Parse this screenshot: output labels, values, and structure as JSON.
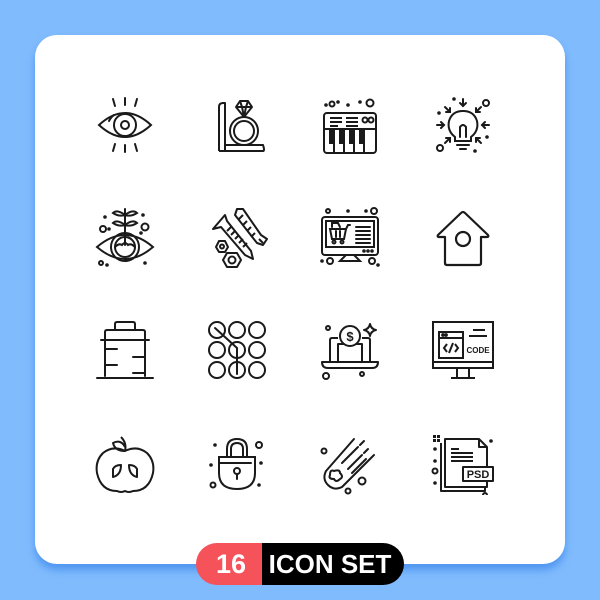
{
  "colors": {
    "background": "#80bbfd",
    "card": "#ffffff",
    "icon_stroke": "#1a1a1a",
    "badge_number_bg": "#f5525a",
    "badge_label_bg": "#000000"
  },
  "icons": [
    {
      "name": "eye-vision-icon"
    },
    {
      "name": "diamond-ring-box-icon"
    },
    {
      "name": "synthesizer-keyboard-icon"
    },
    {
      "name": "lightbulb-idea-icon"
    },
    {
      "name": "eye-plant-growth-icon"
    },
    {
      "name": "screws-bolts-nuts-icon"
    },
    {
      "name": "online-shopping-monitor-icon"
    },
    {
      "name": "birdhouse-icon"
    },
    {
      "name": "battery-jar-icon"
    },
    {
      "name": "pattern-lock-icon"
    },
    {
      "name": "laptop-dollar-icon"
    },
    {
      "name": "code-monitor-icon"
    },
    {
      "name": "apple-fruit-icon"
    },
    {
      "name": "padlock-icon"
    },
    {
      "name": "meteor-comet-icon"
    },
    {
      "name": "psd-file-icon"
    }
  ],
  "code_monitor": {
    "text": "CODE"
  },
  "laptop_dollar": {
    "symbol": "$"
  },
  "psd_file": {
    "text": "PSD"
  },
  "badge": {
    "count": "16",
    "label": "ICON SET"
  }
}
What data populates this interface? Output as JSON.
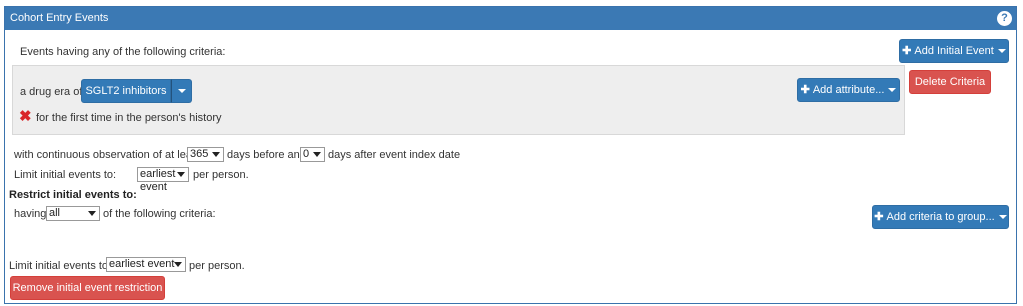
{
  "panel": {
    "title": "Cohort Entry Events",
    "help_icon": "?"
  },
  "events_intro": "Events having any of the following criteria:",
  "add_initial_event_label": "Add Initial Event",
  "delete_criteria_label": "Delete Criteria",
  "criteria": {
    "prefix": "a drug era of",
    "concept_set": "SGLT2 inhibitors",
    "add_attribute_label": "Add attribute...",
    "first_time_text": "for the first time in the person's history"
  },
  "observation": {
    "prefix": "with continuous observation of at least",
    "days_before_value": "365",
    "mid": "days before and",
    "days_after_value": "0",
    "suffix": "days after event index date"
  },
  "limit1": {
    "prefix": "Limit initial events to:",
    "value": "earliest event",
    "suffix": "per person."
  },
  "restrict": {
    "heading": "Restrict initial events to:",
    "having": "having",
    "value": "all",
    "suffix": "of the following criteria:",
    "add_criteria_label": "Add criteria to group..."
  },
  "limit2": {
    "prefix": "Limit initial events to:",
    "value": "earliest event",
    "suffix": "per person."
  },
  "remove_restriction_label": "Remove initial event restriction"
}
--
Work instructions:
Emit the lines from the line containing "What data populates" to the final line of the material, inclusive, exactly as written; pictures are excluded.

Response:
What data populates this interface? Output as JSON.
{
  "panel": {
    "title": "Cohort Entry Events",
    "help_icon": "?"
  },
  "events_intro": "Events having any of the following criteria:",
  "add_initial_event_label": "Add Initial Event",
  "delete_criteria_label": "Delete Criteria",
  "criteria": {
    "prefix": "a drug era of",
    "concept_set": "SGLT2 inhibitors",
    "add_attribute_label": "Add attribute...",
    "first_time_text": "for the first time in the person's history"
  },
  "observation": {
    "prefix": "with continuous observation of at least",
    "days_before_value": "365",
    "mid": "days before and",
    "days_after_value": "0",
    "suffix": "days after event index date"
  },
  "limit1": {
    "prefix": "Limit initial events to:",
    "value": "earliest event",
    "suffix": "per person."
  },
  "restrict": {
    "heading": "Restrict initial events to:",
    "having": "having",
    "value": "all",
    "suffix": "of the following criteria:",
    "add_criteria_label": "Add criteria to group..."
  },
  "limit2": {
    "prefix": "Limit initial events to:",
    "value": "earliest event",
    "suffix": "per person."
  },
  "remove_restriction_label": "Remove initial event restriction"
}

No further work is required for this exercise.